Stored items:
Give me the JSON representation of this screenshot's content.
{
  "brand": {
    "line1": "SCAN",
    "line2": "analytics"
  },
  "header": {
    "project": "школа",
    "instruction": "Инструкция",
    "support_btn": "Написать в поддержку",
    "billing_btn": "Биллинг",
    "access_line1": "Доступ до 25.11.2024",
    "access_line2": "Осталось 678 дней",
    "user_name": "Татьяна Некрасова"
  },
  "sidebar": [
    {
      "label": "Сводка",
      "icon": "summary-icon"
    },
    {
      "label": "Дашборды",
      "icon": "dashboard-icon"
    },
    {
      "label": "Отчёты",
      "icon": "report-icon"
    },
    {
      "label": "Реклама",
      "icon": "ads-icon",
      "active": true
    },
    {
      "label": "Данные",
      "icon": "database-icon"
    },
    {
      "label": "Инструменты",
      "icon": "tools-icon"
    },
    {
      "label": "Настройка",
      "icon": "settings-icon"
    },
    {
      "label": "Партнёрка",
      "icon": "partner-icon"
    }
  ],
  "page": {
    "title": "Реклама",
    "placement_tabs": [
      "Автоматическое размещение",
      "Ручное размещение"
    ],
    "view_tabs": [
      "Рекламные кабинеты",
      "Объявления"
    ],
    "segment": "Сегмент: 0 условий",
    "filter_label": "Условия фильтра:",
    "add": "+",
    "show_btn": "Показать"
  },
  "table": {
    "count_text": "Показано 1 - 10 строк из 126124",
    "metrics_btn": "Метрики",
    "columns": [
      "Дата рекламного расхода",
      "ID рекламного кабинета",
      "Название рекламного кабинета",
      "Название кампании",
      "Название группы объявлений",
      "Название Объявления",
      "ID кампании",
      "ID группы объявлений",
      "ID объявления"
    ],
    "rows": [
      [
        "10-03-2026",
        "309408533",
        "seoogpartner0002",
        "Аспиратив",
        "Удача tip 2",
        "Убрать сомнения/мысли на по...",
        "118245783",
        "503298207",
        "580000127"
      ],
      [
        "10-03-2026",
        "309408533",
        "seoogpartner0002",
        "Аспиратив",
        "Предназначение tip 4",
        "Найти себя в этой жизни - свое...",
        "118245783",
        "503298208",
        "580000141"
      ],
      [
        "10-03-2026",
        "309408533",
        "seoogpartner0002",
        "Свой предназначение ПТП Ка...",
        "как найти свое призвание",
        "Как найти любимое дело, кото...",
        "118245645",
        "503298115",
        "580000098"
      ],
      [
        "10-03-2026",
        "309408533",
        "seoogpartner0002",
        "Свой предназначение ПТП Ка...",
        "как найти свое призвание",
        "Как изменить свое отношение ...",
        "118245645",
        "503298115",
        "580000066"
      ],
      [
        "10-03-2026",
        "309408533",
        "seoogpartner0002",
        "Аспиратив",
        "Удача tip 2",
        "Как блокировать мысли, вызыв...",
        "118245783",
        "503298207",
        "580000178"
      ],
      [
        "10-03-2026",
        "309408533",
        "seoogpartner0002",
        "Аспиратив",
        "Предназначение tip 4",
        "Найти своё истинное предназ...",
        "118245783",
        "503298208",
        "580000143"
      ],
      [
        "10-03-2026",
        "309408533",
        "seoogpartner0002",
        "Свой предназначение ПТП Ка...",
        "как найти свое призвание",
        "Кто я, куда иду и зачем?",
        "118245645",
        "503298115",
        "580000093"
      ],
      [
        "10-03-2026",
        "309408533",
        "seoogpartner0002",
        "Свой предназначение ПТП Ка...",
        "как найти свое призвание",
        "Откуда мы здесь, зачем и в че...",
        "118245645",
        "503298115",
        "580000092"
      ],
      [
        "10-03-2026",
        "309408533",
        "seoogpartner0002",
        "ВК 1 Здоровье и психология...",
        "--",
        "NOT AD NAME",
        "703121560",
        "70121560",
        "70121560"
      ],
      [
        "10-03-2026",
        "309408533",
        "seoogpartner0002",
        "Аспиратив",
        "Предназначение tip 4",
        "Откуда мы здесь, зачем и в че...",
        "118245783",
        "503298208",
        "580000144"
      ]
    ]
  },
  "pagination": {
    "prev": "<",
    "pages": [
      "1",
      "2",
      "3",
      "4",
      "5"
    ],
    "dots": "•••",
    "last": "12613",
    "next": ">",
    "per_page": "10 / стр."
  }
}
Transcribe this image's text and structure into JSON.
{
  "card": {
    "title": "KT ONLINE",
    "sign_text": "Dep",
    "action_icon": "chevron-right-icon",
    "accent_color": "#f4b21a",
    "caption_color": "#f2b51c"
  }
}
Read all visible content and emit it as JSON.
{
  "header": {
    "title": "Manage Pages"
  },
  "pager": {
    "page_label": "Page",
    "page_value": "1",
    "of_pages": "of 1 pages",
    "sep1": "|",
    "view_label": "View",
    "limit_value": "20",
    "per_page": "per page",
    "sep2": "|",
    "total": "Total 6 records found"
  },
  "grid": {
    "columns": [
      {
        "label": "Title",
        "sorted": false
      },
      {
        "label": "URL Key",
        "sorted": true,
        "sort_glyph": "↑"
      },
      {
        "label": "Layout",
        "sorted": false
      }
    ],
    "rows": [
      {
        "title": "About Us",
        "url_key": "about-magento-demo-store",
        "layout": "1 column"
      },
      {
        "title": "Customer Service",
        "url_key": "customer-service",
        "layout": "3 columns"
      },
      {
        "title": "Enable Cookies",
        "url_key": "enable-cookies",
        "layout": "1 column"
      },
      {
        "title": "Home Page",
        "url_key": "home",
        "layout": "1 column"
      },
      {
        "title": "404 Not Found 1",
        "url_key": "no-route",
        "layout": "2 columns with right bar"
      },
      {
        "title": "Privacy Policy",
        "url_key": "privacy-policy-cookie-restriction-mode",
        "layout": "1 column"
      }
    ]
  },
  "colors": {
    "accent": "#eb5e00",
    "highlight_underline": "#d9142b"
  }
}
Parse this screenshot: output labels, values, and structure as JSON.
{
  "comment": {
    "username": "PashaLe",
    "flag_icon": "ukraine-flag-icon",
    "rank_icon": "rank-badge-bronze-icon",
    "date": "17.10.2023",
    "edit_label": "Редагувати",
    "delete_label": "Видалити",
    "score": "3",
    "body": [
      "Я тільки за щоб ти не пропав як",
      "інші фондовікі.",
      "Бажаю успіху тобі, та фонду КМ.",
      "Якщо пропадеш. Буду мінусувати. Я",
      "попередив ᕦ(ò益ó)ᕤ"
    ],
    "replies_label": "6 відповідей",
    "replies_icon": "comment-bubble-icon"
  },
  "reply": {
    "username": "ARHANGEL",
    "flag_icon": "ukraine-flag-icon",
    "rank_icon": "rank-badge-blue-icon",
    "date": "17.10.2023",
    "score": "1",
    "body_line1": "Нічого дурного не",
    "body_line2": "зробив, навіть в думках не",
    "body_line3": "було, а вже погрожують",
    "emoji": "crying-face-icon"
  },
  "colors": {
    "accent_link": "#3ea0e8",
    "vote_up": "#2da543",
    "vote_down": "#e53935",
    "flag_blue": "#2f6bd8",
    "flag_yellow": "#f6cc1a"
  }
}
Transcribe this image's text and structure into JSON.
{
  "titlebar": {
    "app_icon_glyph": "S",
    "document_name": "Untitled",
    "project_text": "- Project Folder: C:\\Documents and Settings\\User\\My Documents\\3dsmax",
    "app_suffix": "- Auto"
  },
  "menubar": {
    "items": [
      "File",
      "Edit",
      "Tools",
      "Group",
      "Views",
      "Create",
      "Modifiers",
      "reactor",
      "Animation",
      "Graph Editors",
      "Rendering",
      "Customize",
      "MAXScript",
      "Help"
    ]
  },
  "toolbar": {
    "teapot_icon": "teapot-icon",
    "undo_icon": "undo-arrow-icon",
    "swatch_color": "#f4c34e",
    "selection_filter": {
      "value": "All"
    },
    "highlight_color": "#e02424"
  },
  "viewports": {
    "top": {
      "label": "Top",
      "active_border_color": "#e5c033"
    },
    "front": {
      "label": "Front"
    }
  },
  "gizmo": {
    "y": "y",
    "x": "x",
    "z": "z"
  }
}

WRITTEN INSTRUCTION: Select every line of the material above holding the word "Название" and copy it.

ANSWER TO THIS PROBLEM:
      "Название рекламного кабинета",
      "Название кампании",
      "Название группы объявлений",
      "Название Объявления",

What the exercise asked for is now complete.